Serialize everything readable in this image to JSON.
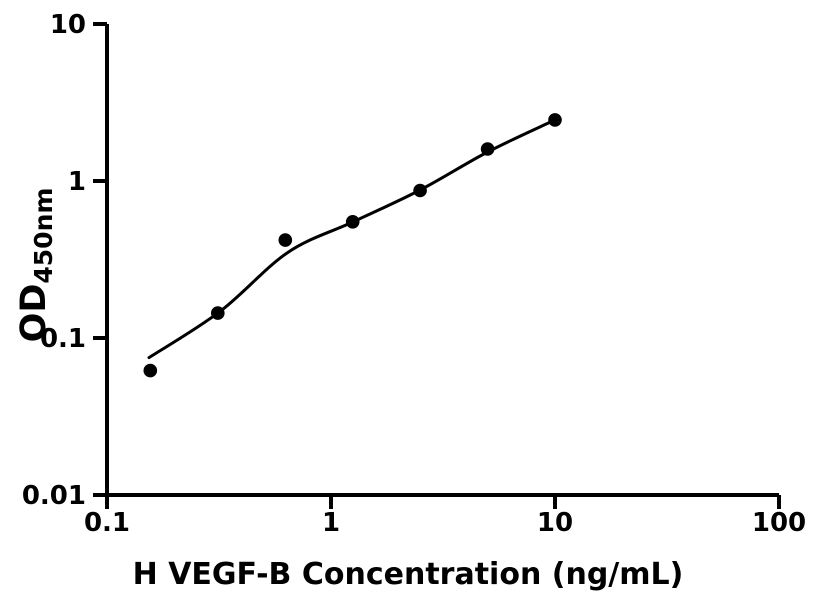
{
  "chart_data": {
    "type": "scatter",
    "title": "",
    "xlabel": "H VEGF-B Concentration (ng/mL)",
    "ylabel_main": "OD",
    "ylabel_sub": "450nm",
    "x_scale": "log",
    "y_scale": "log",
    "xlim": [
      0.1,
      100
    ],
    "ylim": [
      0.01,
      10
    ],
    "grid": false,
    "legend": null,
    "background_color": "#ffffff",
    "axis_color": "#000000",
    "marker_color": "#000000",
    "curve_color": "#000000",
    "x_ticks": [
      {
        "value": 0.1,
        "label": "0.1"
      },
      {
        "value": 1,
        "label": "1"
      },
      {
        "value": 10,
        "label": "10"
      },
      {
        "value": 100,
        "label": "100"
      }
    ],
    "y_ticks": [
      {
        "value": 10,
        "label": "10"
      },
      {
        "value": 1,
        "label": "1"
      },
      {
        "value": 0.1,
        "label": "0.1"
      },
      {
        "value": 0.01,
        "label": "0.01"
      }
    ],
    "series": [
      {
        "name": "standard-points",
        "type": "scatter",
        "marker": "circle",
        "color": "#000000",
        "points": [
          [
            0.156,
            0.062
          ],
          [
            0.3125,
            0.144
          ],
          [
            0.625,
            0.42
          ],
          [
            1.25,
            0.55
          ],
          [
            2.5,
            0.87
          ],
          [
            5,
            1.6
          ],
          [
            10,
            2.45
          ]
        ]
      },
      {
        "name": "fit-curve",
        "type": "line",
        "color": "#000000",
        "points": [
          [
            0.154,
            0.075
          ],
          [
            0.32,
            0.148
          ],
          [
            0.64,
            0.35
          ],
          [
            1.25,
            0.548
          ],
          [
            2.5,
            0.876
          ],
          [
            5,
            1.53
          ],
          [
            10,
            2.45
          ]
        ]
      }
    ]
  }
}
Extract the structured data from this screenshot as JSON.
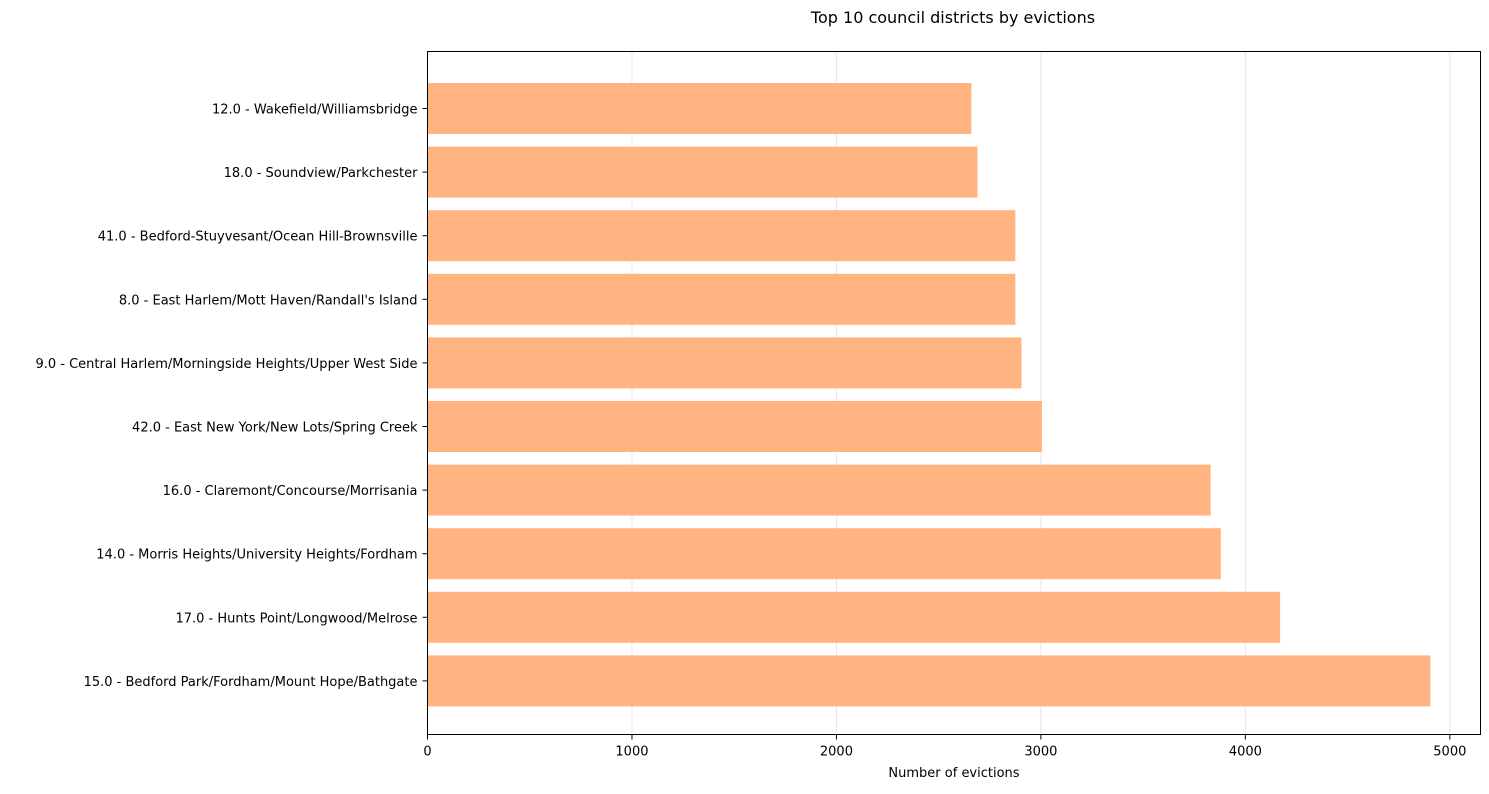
{
  "chart_data": {
    "type": "bar",
    "orientation": "horizontal",
    "title": "Top 10 council districts by evictions",
    "xlabel": "Number of evictions",
    "ylabel": "",
    "xlim": [
      0,
      5150
    ],
    "xticks": [
      0,
      1000,
      2000,
      3000,
      4000,
      5000
    ],
    "grid": "x",
    "bar_color": "#ffb482",
    "categories": [
      "12.0 - Wakefield/Williamsbridge",
      "18.0 - Soundview/Parkchester",
      "41.0 - Bedford-Stuyvesant/Ocean Hill-Brownsville",
      "8.0 - East Harlem/Mott Haven/Randall's Island",
      "9.0 - Central Harlem/Morningside Heights/Upper West Side",
      "42.0 - East New York/New Lots/Spring Creek",
      "16.0 - Claremont/Concourse/Morrisania",
      "14.0 - Morris Heights/University Heights/Fordham",
      "17.0 - Hunts Point/Longwood/Melrose",
      "15.0 - Bedford Park/Fordham/Mount Hope/Bathgate"
    ],
    "values": [
      2660,
      2690,
      2875,
      2875,
      2905,
      3005,
      3830,
      3880,
      4170,
      4905
    ]
  }
}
━━━━━━━━━━━━━━━━━━━━
- [Exercise directions]: Reproduce each record above by retyping it exactly; omit all images.

- [Reply]:
Serialize everything readable in this image to JSON.
{
  "chart_data": {
    "type": "scatter",
    "title": "",
    "xlabel": "H VEGF-B Concentration (ng/mL)",
    "ylabel_main": "OD",
    "ylabel_sub": "450nm",
    "x_scale": "log",
    "y_scale": "log",
    "xlim": [
      0.1,
      100
    ],
    "ylim": [
      0.01,
      10
    ],
    "grid": false,
    "legend": null,
    "background_color": "#ffffff",
    "axis_color": "#000000",
    "marker_color": "#000000",
    "curve_color": "#000000",
    "x_ticks": [
      {
        "value": 0.1,
        "label": "0.1"
      },
      {
        "value": 1,
        "label": "1"
      },
      {
        "value": 10,
        "label": "10"
      },
      {
        "value": 100,
        "label": "100"
      }
    ],
    "y_ticks": [
      {
        "value": 10,
        "label": "10"
      },
      {
        "value": 1,
        "label": "1"
      },
      {
        "value": 0.1,
        "label": "0.1"
      },
      {
        "value": 0.01,
        "label": "0.01"
      }
    ],
    "series": [
      {
        "name": "standard-points",
        "type": "scatter",
        "marker": "circle",
        "color": "#000000",
        "points": [
          [
            0.156,
            0.062
          ],
          [
            0.3125,
            0.144
          ],
          [
            0.625,
            0.42
          ],
          [
            1.25,
            0.55
          ],
          [
            2.5,
            0.87
          ],
          [
            5,
            1.6
          ],
          [
            10,
            2.45
          ]
        ]
      },
      {
        "name": "fit-curve",
        "type": "line",
        "color": "#000000",
        "points": [
          [
            0.154,
            0.075
          ],
          [
            0.32,
            0.148
          ],
          [
            0.64,
            0.35
          ],
          [
            1.25,
            0.548
          ],
          [
            2.5,
            0.876
          ],
          [
            5,
            1.53
          ],
          [
            10,
            2.45
          ]
        ]
      }
    ]
  }
}
Extract the structured data from this screenshot as JSON.
{
  "chart_data": {
    "type": "bar",
    "orientation": "horizontal",
    "title": "Top 10 council districts by evictions",
    "xlabel": "Number of evictions",
    "ylabel": "",
    "xlim": [
      0,
      5150
    ],
    "xticks": [
      0,
      1000,
      2000,
      3000,
      4000,
      5000
    ],
    "grid": "x",
    "bar_color": "#ffb482",
    "categories": [
      "12.0 - Wakefield/Williamsbridge",
      "18.0 - Soundview/Parkchester",
      "41.0 - Bedford-Stuyvesant/Ocean Hill-Brownsville",
      "8.0 - East Harlem/Mott Haven/Randall's Island",
      "9.0 - Central Harlem/Morningside Heights/Upper West Side",
      "42.0 - East New York/New Lots/Spring Creek",
      "16.0 - Claremont/Concourse/Morrisania",
      "14.0 - Morris Heights/University Heights/Fordham",
      "17.0 - Hunts Point/Longwood/Melrose",
      "15.0 - Bedford Park/Fordham/Mount Hope/Bathgate"
    ],
    "values": [
      2660,
      2690,
      2875,
      2875,
      2905,
      3005,
      3830,
      3880,
      4170,
      4905
    ]
  }
}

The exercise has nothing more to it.